→ TASK INSTRUCTIONS
Give back the full listing, character for character, with no pictures.

→ WORKING DATA

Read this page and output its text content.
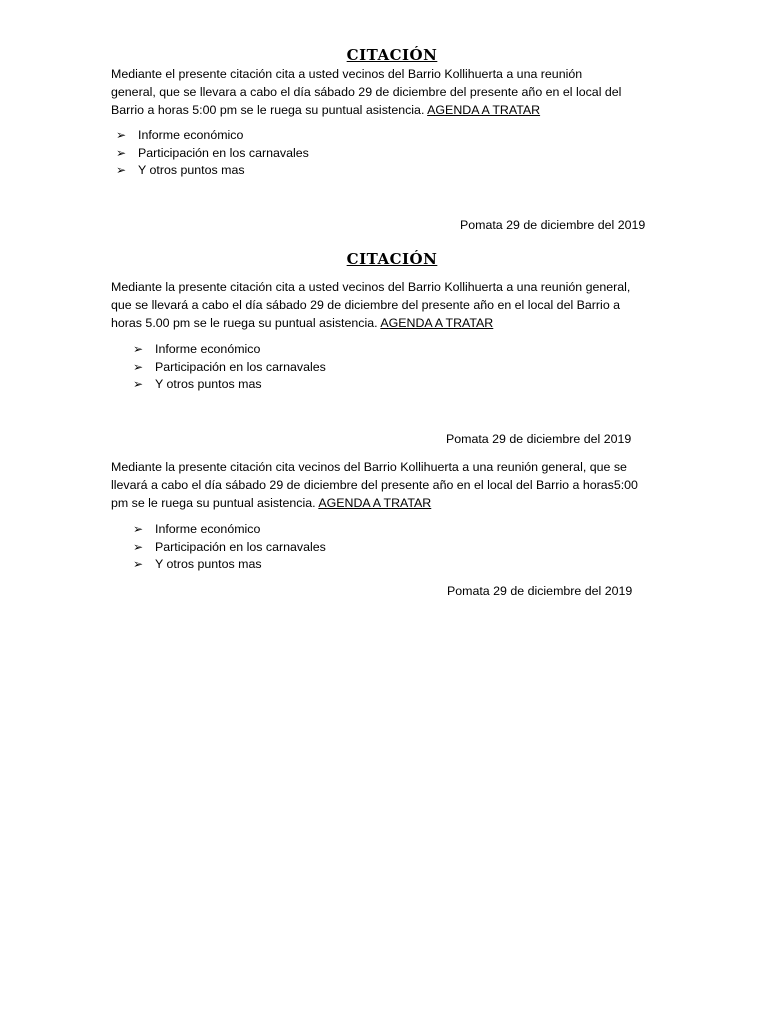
CITACIÓN

Mediante el presente citación cita a usted vecinos del Barrio Kollihuerta a una reunión
general, que se llevara a cabo el día sábado 29 de diciembre del presente año en el local del
Barrio a horas 5:00 pm se le ruega su puntual asistencia. AGENDA A TRATAR

➢ Informe económico
➢ Participación en los carnavales
➢ Y otros puntos mas
Pomata 29 de diciembre del 2019
CITACIÓN

Mediante la presente citación cita a usted vecinos del Barrio Kollihuerta a una reunión general,
que se llevará a cabo el día sábado 29 de diciembre del presente año en el local del Barrio a
horas 5.00 pm se le ruega su puntual asistencia. AGENDA A TRATAR

➢ Informe económico
➢ Participación en los carnavales
➢ Y otros puntos mas
Pomata 29 de diciembre del 2019

Mediante la presente citación cita vecinos del Barrio Kollihuerta a una reunión general, que se
llevará a cabo el día sábado 29 de diciembre del presente año en el local del Barrio a horas5:00
pm se le ruega su puntual asistencia. AGENDA A TRATAR

➢ Informe económico
➢ Participación en los carnavales
➢ Y otros puntos mas
Pomata 29 de diciembre del 2019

→ SOLVED PROBLEM
Read this page and output its text content.
CITACIÓN

Mediante el presente citación cita a usted vecinos del Barrio Kollihuerta a una reunión
general, que se llevara a cabo el día sábado 29 de diciembre del presente año en el local del
Barrio a horas 5:00 pm se le ruega su puntual asistencia. AGENDA A TRATAR

➢ Informe económico
➢ Participación en los carnavales
➢ Y otros puntos mas
Pomata 29 de diciembre del 2019
CITACIÓN

Mediante la presente citación cita a usted vecinos del Barrio Kollihuerta a una reunión general,
que se llevará a cabo el día sábado 29 de diciembre del presente año en el local del Barrio a
horas 5.00 pm se le ruega su puntual asistencia. AGENDA A TRATAR

➢ Informe económico
➢ Participación en los carnavales
➢ Y otros puntos mas
Pomata 29 de diciembre del 2019

Mediante la presente citación cita vecinos del Barrio Kollihuerta a una reunión general, que se
llevará a cabo el día sábado 29 de diciembre del presente año en el local del Barrio a horas5:00
pm se le ruega su puntual asistencia. AGENDA A TRATAR

➢ Informe económico
➢ Participación en los carnavales
➢ Y otros puntos mas
Pomata 29 de diciembre del 2019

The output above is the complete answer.